Mais l’histoire nous montre que les voisins du géant brésilien sont inquiets quand il monte trop haut et qu’il veut exercer le pouvoir et la volonté de pouvoir de Brasília soulève la méfiance de la part d’autres pays hispanophones du continent. Cela avait semblé changer avec l’avènement du Mercosur et la Marée Rose, mais maintenant que l’Opération Condor 2.0 est en plein vol, les méfiances pourraient revenir à grande vitesse et compromettre la montée (influencée par le monde unipolaire de droite) du Brésil. Mais pour autant et indépendamment de qui tient la barre à Brasília, il est indéniable que le pays est lancé vers l’avant au travers de TORR, qui révolutionne totalement les enjeux géopolitiques du continent, en réalisant le mariage du Brésil avec l’état de Bolivie et le terminus portuaire du Pérou. La signification de ceci est que les avenirs géostratégiques des trois pays se retrouvent connectés entre eux et de plus en plus dépendants les uns des autres. Tout l’objet de TORR est de permettre à la Chine et au Brésil de commercer l’un avec l’autre plus facilement, plus rapidement et moins cher, avec des retombées commerciales positives pour la Bolivie et le Pérou qui disposent de positions clés sur cette route.

--- ÉNONCÉ ---
D'après l'extrait sur le Brésil et TORR, indiquez quel est tout l'objet de TORR.

--- DONNÉES ENREGISTRÉES ---
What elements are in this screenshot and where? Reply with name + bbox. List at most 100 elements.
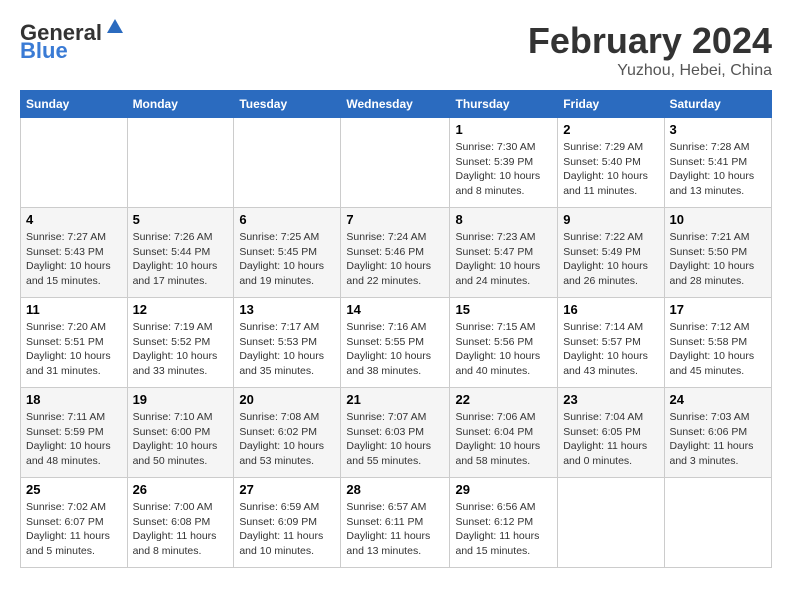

--- RÉPONSE À L'EXERCICE ---
Permettre à la Chine et au Brésil de commercer l'un avec l'autre plus facilement, plus rapidement et moins cher.